- [PROMPT] Pull out every line from the listing that has the word "JSON".

- [MATERIAL FOR THE TASK]
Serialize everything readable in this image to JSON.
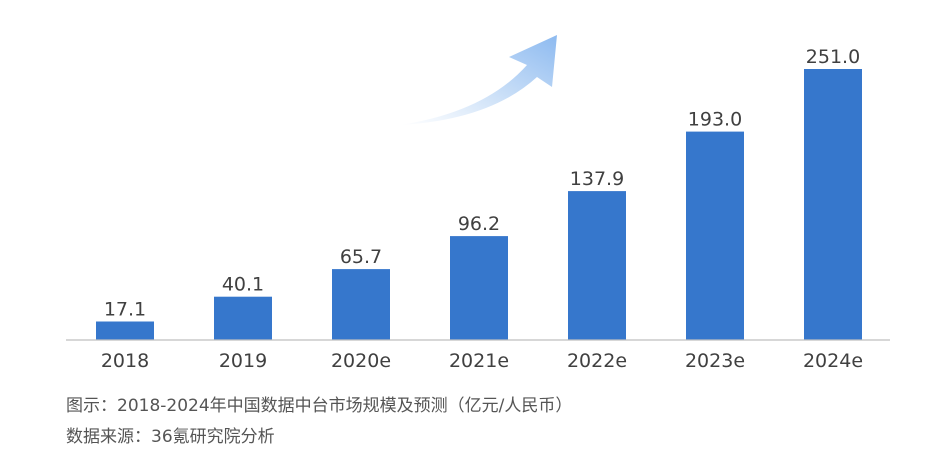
{
  "chart_data": {
    "type": "bar",
    "categories": [
      "2018",
      "2019",
      "2020e",
      "2021e",
      "2022e",
      "2023e",
      "2024e"
    ],
    "values": [
      17.1,
      40.1,
      65.7,
      96.2,
      137.9,
      193.0,
      251.0
    ],
    "value_labels": [
      "17.1",
      "40.1",
      "65.7",
      "96.2",
      "137.9",
      "193.0",
      "251.0"
    ],
    "title": "",
    "xlabel": "",
    "ylabel": "",
    "ylim": [
      0,
      251
    ],
    "grid": false,
    "legend": "none",
    "bar_color": "#3677CC",
    "arrow_color": "#9CC3F0",
    "text_color": "#404040"
  },
  "caption": {
    "title": "图示：2018-2024年中国数据中台市场规模及预测（亿元/人民币）",
    "source": "数据来源：36氪研究院分析"
  }
}
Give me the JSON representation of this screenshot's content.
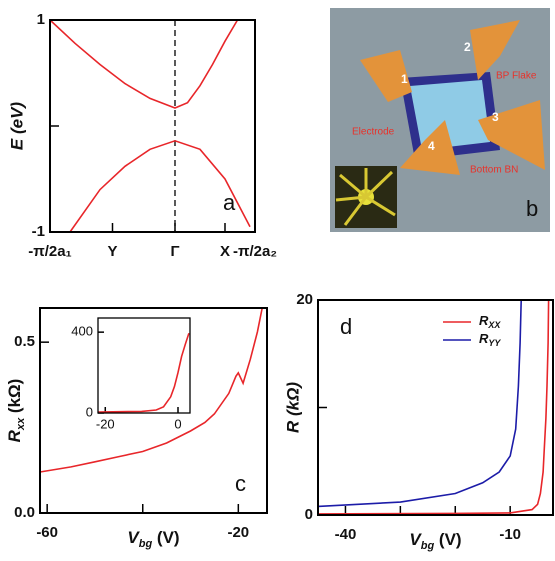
{
  "chart_data": [
    {
      "type": "line",
      "panel_label": "a",
      "y_label": "E (eV)",
      "xlim": [
        -1,
        0.64
      ],
      "ylim": [
        -1,
        1
      ],
      "yticks": [
        1,
        -1
      ],
      "minor_yticks": [
        0
      ],
      "xticks": [
        {
          "value": -1,
          "label": "-π/2a₁"
        },
        {
          "value": -0.5,
          "label": "Y"
        },
        {
          "value": 0,
          "label": "Γ"
        },
        {
          "value": 0.4,
          "label": "X"
        },
        {
          "value": 0.64,
          "label": "-π/2a₂"
        }
      ],
      "dashed_x": 0,
      "series": [
        {
          "color": "#e8262a",
          "x": [
            -1,
            -0.8,
            -0.6,
            -0.4,
            -0.2,
            0,
            0.1,
            0.2,
            0.3,
            0.4,
            0.5
          ],
          "y": [
            1.0,
            0.78,
            0.58,
            0.4,
            0.26,
            0.17,
            0.22,
            0.38,
            0.58,
            0.8,
            1.0
          ]
        },
        {
          "color": "#e8262a",
          "x": [
            -0.84,
            -0.6,
            -0.4,
            -0.2,
            0,
            0.2,
            0.4,
            0.6
          ],
          "y": [
            -1,
            -0.6,
            -0.38,
            -0.22,
            -0.14,
            -0.22,
            -0.5,
            -0.95
          ]
        }
      ]
    },
    {
      "type": "line",
      "panel_label": "c",
      "y_label": {
        "main": "R",
        "sub": "xx",
        "unit": " (kΩ)"
      },
      "x_label": {
        "main": "V",
        "sub": "bg",
        "unit": " (V)"
      },
      "xlim": [
        -61.5,
        -14
      ],
      "ylim": [
        0,
        0.6
      ],
      "xticks": [
        -60,
        -20
      ],
      "minor_xticks": [
        -40
      ],
      "yticks": [
        {
          "value": 0,
          "label": "0.0"
        },
        0.5
      ],
      "series": [
        {
          "color": "#e8262a",
          "x": [
            -61.5,
            -55,
            -50,
            -45,
            -40,
            -35,
            -30,
            -27,
            -25,
            -22,
            -20.5,
            -20,
            -19,
            -17.5,
            -16,
            -15
          ],
          "y": [
            0.12,
            0.135,
            0.15,
            0.165,
            0.18,
            0.205,
            0.24,
            0.265,
            0.29,
            0.35,
            0.4,
            0.41,
            0.38,
            0.45,
            0.53,
            0.6
          ]
        }
      ]
    },
    {
      "type": "line",
      "inset": true,
      "xlim": [
        -22,
        3.3
      ],
      "ylim": [
        0,
        470
      ],
      "xticks": [
        -20,
        0
      ],
      "yticks": [
        0,
        400
      ],
      "series": [
        {
          "color": "#e8262a",
          "x": [
            -22,
            -10,
            -6,
            -4,
            -2,
            -1,
            0,
            1,
            2,
            3
          ],
          "y": [
            5,
            8,
            15,
            30,
            80,
            130,
            200,
            280,
            340,
            395
          ]
        }
      ]
    },
    {
      "type": "line",
      "panel_label": "d",
      "y_label": "R (kΩ)",
      "x_label": {
        "main": "V",
        "sub": "bg",
        "unit": " (V)"
      },
      "xlim": [
        -45,
        -2.2
      ],
      "ylim": [
        0,
        20
      ],
      "xticks": [
        -40,
        -10
      ],
      "minor_xticks": [
        -30,
        -20
      ],
      "yticks": [
        0,
        20
      ],
      "minor_yticks": [
        10
      ],
      "legend": "top-right",
      "series": [
        {
          "name": "R",
          "subscript": "XX",
          "color": "#e8262a",
          "x": [
            -45,
            -20,
            -10,
            -6,
            -5,
            -4.5,
            -4,
            -3.8,
            -3.5,
            -3.3,
            -3.1,
            -3
          ],
          "y": [
            0.1,
            0.15,
            0.2,
            0.5,
            1.0,
            2,
            4,
            6,
            9,
            12,
            16,
            20
          ]
        },
        {
          "name": "R",
          "subscript": "YY",
          "color": "#1c1ca8",
          "x": [
            -45,
            -30,
            -20,
            -15,
            -12,
            -10,
            -9,
            -8.5,
            -8.2,
            -8
          ],
          "y": [
            0.8,
            1.2,
            2,
            3,
            4,
            5.5,
            8,
            12,
            16,
            20
          ]
        }
      ]
    }
  ],
  "image_b": {
    "panel_label": "b",
    "electrodes": [
      "1",
      "2",
      "3",
      "4"
    ],
    "labels": [
      "BP Flake",
      "Electrode",
      "Bottom BN"
    ]
  }
}
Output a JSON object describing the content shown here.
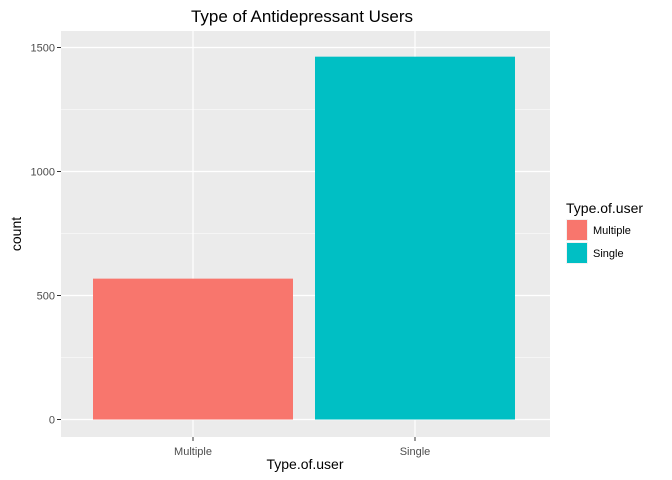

- [TASK RESPONSE]
Serialize everything readable in this image to JSON.
Give me the JSON representation of this screenshot's content.
Output a JSON object describing the content shown here.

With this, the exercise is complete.